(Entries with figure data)

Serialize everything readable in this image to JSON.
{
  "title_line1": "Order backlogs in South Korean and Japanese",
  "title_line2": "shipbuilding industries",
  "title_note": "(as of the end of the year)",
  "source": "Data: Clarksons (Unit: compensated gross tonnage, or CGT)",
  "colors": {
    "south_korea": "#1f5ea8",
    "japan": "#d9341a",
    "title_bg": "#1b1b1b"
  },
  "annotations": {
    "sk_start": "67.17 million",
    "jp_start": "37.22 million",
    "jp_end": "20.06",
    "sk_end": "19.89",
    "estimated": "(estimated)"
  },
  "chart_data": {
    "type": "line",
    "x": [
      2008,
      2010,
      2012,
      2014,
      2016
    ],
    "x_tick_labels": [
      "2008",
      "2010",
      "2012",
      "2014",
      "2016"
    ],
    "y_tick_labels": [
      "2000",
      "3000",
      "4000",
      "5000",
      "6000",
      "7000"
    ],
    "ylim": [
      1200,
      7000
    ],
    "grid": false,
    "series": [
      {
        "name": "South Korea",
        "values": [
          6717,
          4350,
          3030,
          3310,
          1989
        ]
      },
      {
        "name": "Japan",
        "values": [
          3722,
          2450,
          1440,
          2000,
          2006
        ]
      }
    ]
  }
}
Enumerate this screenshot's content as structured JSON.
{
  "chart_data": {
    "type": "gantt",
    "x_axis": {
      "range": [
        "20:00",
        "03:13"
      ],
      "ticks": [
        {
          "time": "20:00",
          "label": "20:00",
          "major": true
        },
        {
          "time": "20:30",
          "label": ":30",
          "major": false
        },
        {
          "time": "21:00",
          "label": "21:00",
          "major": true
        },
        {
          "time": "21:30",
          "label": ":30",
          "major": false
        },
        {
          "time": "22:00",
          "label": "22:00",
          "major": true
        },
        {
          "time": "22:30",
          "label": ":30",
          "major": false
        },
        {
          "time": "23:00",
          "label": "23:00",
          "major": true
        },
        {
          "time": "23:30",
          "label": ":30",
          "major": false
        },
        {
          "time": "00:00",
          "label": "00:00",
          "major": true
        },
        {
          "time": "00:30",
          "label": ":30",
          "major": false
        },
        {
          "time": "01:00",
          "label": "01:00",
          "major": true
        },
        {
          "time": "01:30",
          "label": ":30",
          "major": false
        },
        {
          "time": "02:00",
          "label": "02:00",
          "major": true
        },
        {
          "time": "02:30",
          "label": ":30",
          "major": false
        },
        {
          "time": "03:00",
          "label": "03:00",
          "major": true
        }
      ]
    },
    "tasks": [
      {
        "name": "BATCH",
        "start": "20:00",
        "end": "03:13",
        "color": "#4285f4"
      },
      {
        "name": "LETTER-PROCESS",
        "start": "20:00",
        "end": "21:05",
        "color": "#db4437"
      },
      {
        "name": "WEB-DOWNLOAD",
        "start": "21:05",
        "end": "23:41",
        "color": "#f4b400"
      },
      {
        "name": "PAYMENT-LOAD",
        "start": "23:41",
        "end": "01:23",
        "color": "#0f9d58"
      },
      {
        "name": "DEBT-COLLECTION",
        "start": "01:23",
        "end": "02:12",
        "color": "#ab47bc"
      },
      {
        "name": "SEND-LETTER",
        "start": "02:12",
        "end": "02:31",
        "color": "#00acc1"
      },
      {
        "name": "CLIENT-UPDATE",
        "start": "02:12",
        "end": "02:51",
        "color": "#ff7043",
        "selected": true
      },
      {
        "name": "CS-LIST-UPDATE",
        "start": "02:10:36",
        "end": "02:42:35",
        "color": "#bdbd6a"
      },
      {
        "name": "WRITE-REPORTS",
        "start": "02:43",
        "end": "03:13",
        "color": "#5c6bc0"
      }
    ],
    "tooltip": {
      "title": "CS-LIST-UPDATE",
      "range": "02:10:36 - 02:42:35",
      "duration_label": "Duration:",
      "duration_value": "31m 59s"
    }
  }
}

WHAT TO PRODUCE: Type out the full listing again, exactly as given.

TASK ANSWER:
Serialize everything readable in this image to JSON.
{
  "title_line1": "Order backlogs in South Korean and Japanese",
  "title_line2": "shipbuilding industries",
  "title_note": "(as of the end of the year)",
  "source": "Data: Clarksons (Unit: compensated gross tonnage, or CGT)",
  "colors": {
    "south_korea": "#1f5ea8",
    "japan": "#d9341a",
    "title_bg": "#1b1b1b"
  },
  "annotations": {
    "sk_start": "67.17 million",
    "jp_start": "37.22 million",
    "jp_end": "20.06",
    "sk_end": "19.89",
    "estimated": "(estimated)"
  },
  "chart_data": {
    "type": "line",
    "x": [
      2008,
      2010,
      2012,
      2014,
      2016
    ],
    "x_tick_labels": [
      "2008",
      "2010",
      "2012",
      "2014",
      "2016"
    ],
    "y_tick_labels": [
      "2000",
      "3000",
      "4000",
      "5000",
      "6000",
      "7000"
    ],
    "ylim": [
      1200,
      7000
    ],
    "grid": false,
    "series": [
      {
        "name": "South Korea",
        "values": [
          6717,
          4350,
          3030,
          3310,
          1989
        ]
      },
      {
        "name": "Japan",
        "values": [
          3722,
          2450,
          1440,
          2000,
          2006
        ]
      }
    ]
  }
}
Enumerate this screenshot's content as structured JSON.
{
  "chart_data": {
    "type": "gantt",
    "x_axis": {
      "range": [
        "20:00",
        "03:13"
      ],
      "ticks": [
        {
          "time": "20:00",
          "label": "20:00",
          "major": true
        },
        {
          "time": "20:30",
          "label": ":30",
          "major": false
        },
        {
          "time": "21:00",
          "label": "21:00",
          "major": true
        },
        {
          "time": "21:30",
          "label": ":30",
          "major": false
        },
        {
          "time": "22:00",
          "label": "22:00",
          "major": true
        },
        {
          "time": "22:30",
          "label": ":30",
          "major": false
        },
        {
          "time": "23:00",
          "label": "23:00",
          "major": true
        },
        {
          "time": "23:30",
          "label": ":30",
          "major": false
        },
        {
          "time": "00:00",
          "label": "00:00",
          "major": true
        },
        {
          "time": "00:30",
          "label": ":30",
          "major": false
        },
        {
          "time": "01:00",
          "label": "01:00",
          "major": true
        },
        {
          "time": "01:30",
          "label": ":30",
          "major": false
        },
        {
          "time": "02:00",
          "label": "02:00",
          "major": true
        },
        {
          "time": "02:30",
          "label": ":30",
          "major": false
        },
        {
          "time": "03:00",
          "label": "03:00",
          "major": true
        }
      ]
    },
    "tasks": [
      {
        "name": "BATCH",
        "start": "20:00",
        "end": "03:13",
        "color": "#4285f4"
      },
      {
        "name": "LETTER-PROCESS",
        "start": "20:00",
        "end": "21:05",
        "color": "#db4437"
      },
      {
        "name": "WEB-DOWNLOAD",
        "start": "21:05",
        "end": "23:41",
        "color": "#f4b400"
      },
      {
        "name": "PAYMENT-LOAD",
        "start": "23:41",
        "end": "01:23",
        "color": "#0f9d58"
      },
      {
        "name": "DEBT-COLLECTION",
        "start": "01:23",
        "end": "02:12",
        "color": "#ab47bc"
      },
      {
        "name": "SEND-LETTER",
        "start": "02:12",
        "end": "02:31",
        "color": "#00acc1"
      },
      {
        "name": "CLIENT-UPDATE",
        "start": "02:12",
        "end": "02:51",
        "color": "#ff7043",
        "selected": true
      },
      {
        "name": "CS-LIST-UPDATE",
        "start": "02:10:36",
        "end": "02:42:35",
        "color": "#bdbd6a"
      },
      {
        "name": "WRITE-REPORTS",
        "start": "02:43",
        "end": "03:13",
        "color": "#5c6bc0"
      }
    ],
    "tooltip": {
      "title": "CS-LIST-UPDATE",
      "range": "02:10:36 - 02:42:35",
      "duration_label": "Duration:",
      "duration_value": "31m 59s"
    }
  }
}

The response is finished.